**PROBLEM TO WORK ON**
Among the entries below, find the lines with "qubits" and copy them.

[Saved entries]

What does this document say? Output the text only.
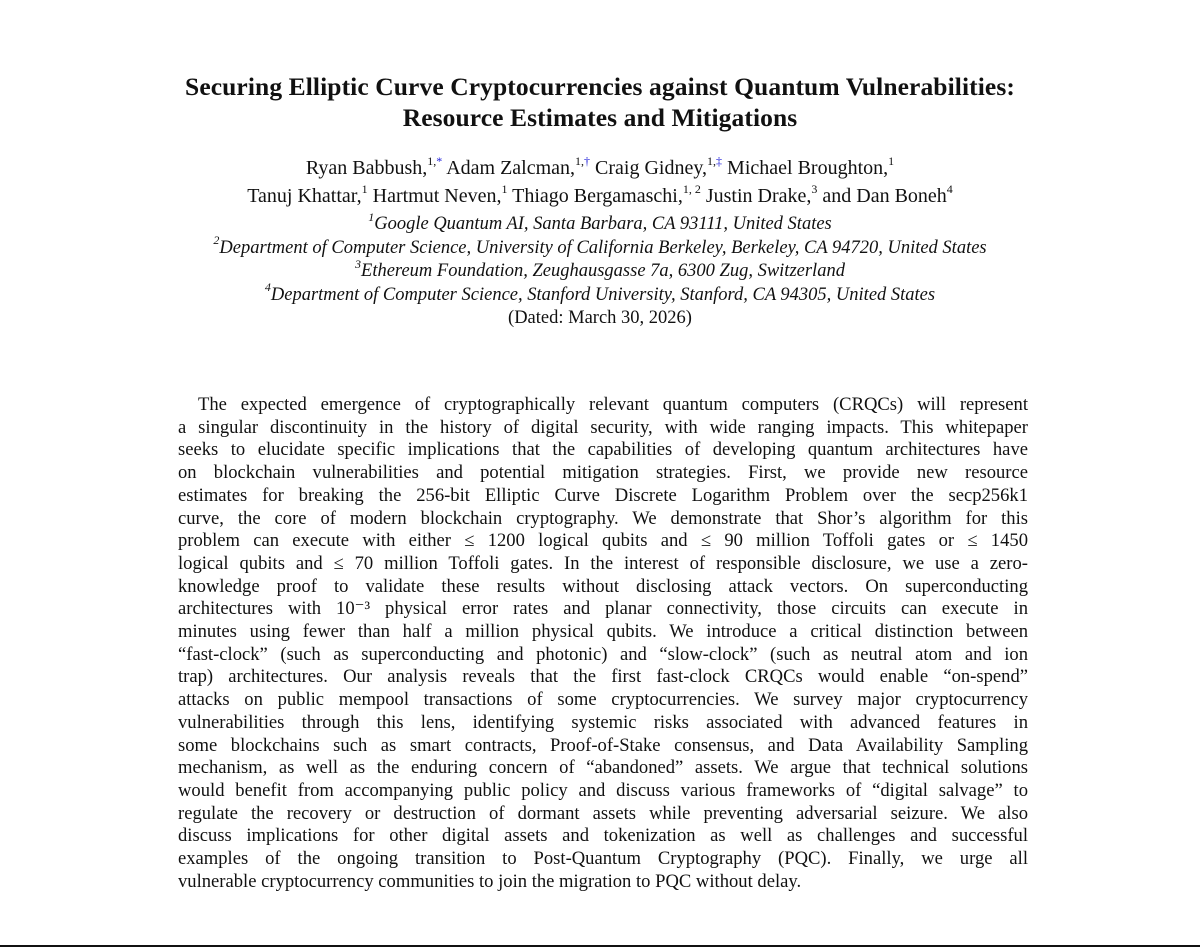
Securing Elliptic Curve Cryptocurrencies against Quantum Vulnerabilities:
Resource Estimates and Mitigations
Ryan Babbush,$^{1,*}$ Adam Zalcman,$^{1,\dagger}$ Craig Gidney,$^{1,\ddagger}$ Michael Broughton,$^1$
Tanuj Khattar,$^1$ Hartmut Neven,$^1$ Thiago Bergamaschi,$^{1, 2}$ Justin Drake,$^3$ and Dan Boneh$^4$
$^1$Google Quantum AI, Santa Barbara, CA 93111, United States
$^2$Department of Computer Science, University of California Berkeley, Berkeley, CA 94720, United States
$^3$Ethereum Foundation, Zeughausgasse 7a, 6300 Zug, Switzerland
$^4$Department of Computer Science, Stanford University, Stanford, CA 94305, United States
(Dated: March 30, 2026)
The expected emergence of cryptographically relevant quantum computers (CRQCs) will represent
a singular discontinuity in the history of digital security, with wide ranging impacts. This whitepaper
seeks to elucidate specific implications that the capabilities of developing quantum architectures have
on blockchain vulnerabilities and potential mitigation strategies. First, we provide new resource
estimates for breaking the 256-bit Elliptic Curve Discrete Logarithm Problem over the secp256k1
curve, the core of modern blockchain cryptography. We demonstrate that Shor’s algorithm for this
problem can execute with either ≤ 1200 logical qubits and ≤ 90 million Toffoli gates or ≤ 1450
logical qubits and ≤ 70 million Toffoli gates. In the interest of responsible disclosure, we use a zero-
knowledge proof to validate these results without disclosing attack vectors. On superconducting
architectures with 10⁻³ physical error rates and planar connectivity, those circuits can execute in
minutes using fewer than half a million physical qubits. We introduce a critical distinction between
“fast-clock” (such as superconducting and photonic) and “slow-clock” (such as neutral atom and ion
trap) architectures. Our analysis reveals that the first fast-clock CRQCs would enable “on-spend”
attacks on public mempool transactions of some cryptocurrencies. We survey major cryptocurrency
vulnerabilities through this lens, identifying systemic risks associated with advanced features in
some blockchains such as smart contracts, Proof-of-Stake consensus, and Data Availability Sampling
mechanism, as well as the enduring concern of “abandoned” assets. We argue that technical solutions
would benefit from accompanying public policy and discuss various frameworks of “digital salvage” to
regulate the recovery or destruction of dormant assets while preventing adversarial seizure. We also
discuss implications for other digital assets and tokenization as well as challenges and successful
examples of the ongoing transition to Post-Quantum Cryptography (PQC). Finally, we urge all
vulnerable cryptocurrency communities to join the migration to PQC without delay.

**OUTPUT FOR THIS TASK**
problem can execute with either ≤ 1200 logical qubits and ≤ 90 million Toffoli gates or ≤ 1450
logical qubits and ≤ 70 million Toffoli gates. In the interest of responsible disclosure, we use a zero-
minutes using fewer than half a million physical qubits. We introduce a critical distinction between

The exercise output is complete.